EXERCISE INSTRUCTIONS.
Beneath this sentence is a set of records; write each of them out exactly.

(Extracted records)
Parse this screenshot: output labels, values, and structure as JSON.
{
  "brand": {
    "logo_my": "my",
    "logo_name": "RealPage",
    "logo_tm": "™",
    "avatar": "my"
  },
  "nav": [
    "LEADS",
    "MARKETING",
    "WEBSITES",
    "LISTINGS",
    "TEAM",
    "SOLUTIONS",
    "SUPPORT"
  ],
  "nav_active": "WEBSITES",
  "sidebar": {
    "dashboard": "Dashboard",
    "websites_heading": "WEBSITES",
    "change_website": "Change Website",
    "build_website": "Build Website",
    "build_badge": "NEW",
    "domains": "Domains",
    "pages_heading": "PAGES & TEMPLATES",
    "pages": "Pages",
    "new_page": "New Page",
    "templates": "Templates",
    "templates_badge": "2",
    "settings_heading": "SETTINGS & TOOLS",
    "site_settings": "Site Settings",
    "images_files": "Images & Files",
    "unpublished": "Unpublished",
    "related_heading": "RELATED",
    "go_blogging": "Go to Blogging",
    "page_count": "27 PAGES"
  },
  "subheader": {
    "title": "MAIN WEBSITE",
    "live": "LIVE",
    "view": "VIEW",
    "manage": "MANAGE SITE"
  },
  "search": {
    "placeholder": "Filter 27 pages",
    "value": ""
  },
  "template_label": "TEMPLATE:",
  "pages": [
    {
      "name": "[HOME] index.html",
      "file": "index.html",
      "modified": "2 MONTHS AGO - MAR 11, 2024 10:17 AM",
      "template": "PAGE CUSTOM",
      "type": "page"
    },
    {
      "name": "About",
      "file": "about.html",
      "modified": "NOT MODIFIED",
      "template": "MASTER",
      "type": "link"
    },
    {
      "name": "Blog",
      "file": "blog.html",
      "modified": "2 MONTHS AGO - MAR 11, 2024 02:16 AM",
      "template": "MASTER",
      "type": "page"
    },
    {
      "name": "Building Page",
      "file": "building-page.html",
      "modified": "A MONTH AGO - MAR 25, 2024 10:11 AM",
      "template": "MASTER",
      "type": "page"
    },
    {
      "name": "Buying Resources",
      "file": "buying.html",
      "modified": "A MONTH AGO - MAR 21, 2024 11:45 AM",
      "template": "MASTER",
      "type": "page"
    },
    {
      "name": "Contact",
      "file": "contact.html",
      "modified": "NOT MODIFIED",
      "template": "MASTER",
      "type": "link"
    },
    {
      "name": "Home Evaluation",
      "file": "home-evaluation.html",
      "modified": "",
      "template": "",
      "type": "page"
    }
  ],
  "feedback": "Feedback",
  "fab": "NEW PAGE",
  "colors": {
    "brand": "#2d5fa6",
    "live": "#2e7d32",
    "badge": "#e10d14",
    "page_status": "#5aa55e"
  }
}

FINAL ANSWER.
Parse this screenshot: output labels, values, and structure as JSON.
{
  "brand": {
    "logo_my": "my",
    "logo_name": "RealPage",
    "logo_tm": "™",
    "avatar": "my"
  },
  "nav": [
    "LEADS",
    "MARKETING",
    "WEBSITES",
    "LISTINGS",
    "TEAM",
    "SOLUTIONS",
    "SUPPORT"
  ],
  "nav_active": "WEBSITES",
  "sidebar": {
    "dashboard": "Dashboard",
    "websites_heading": "WEBSITES",
    "change_website": "Change Website",
    "build_website": "Build Website",
    "build_badge": "NEW",
    "domains": "Domains",
    "pages_heading": "PAGES & TEMPLATES",
    "pages": "Pages",
    "new_page": "New Page",
    "templates": "Templates",
    "templates_badge": "2",
    "settings_heading": "SETTINGS & TOOLS",
    "site_settings": "Site Settings",
    "images_files": "Images & Files",
    "unpublished": "Unpublished",
    "related_heading": "RELATED",
    "go_blogging": "Go to Blogging",
    "page_count": "27 PAGES"
  },
  "subheader": {
    "title": "MAIN WEBSITE",
    "live": "LIVE",
    "view": "VIEW",
    "manage": "MANAGE SITE"
  },
  "search": {
    "placeholder": "Filter 27 pages",
    "value": ""
  },
  "template_label": "TEMPLATE:",
  "pages": [
    {
      "name": "[HOME] index.html",
      "file": "index.html",
      "modified": "2 MONTHS AGO - MAR 11, 2024 10:17 AM",
      "template": "PAGE CUSTOM",
      "type": "page"
    },
    {
      "name": "About",
      "file": "about.html",
      "modified": "NOT MODIFIED",
      "template": "MASTER",
      "type": "link"
    },
    {
      "name": "Blog",
      "file": "blog.html",
      "modified": "2 MONTHS AGO - MAR 11, 2024 02:16 AM",
      "template": "MASTER",
      "type": "page"
    },
    {
      "name": "Building Page",
      "file": "building-page.html",
      "modified": "A MONTH AGO - MAR 25, 2024 10:11 AM",
      "template": "MASTER",
      "type": "page"
    },
    {
      "name": "Buying Resources",
      "file": "buying.html",
      "modified": "A MONTH AGO - MAR 21, 2024 11:45 AM",
      "template": "MASTER",
      "type": "page"
    },
    {
      "name": "Contact",
      "file": "contact.html",
      "modified": "NOT MODIFIED",
      "template": "MASTER",
      "type": "link"
    },
    {
      "name": "Home Evaluation",
      "file": "home-evaluation.html",
      "modified": "",
      "template": "",
      "type": "page"
    }
  ],
  "feedback": "Feedback",
  "fab": "NEW PAGE",
  "colors": {
    "brand": "#2d5fa6",
    "live": "#2e7d32",
    "badge": "#e10d14",
    "page_status": "#5aa55e"
  }
}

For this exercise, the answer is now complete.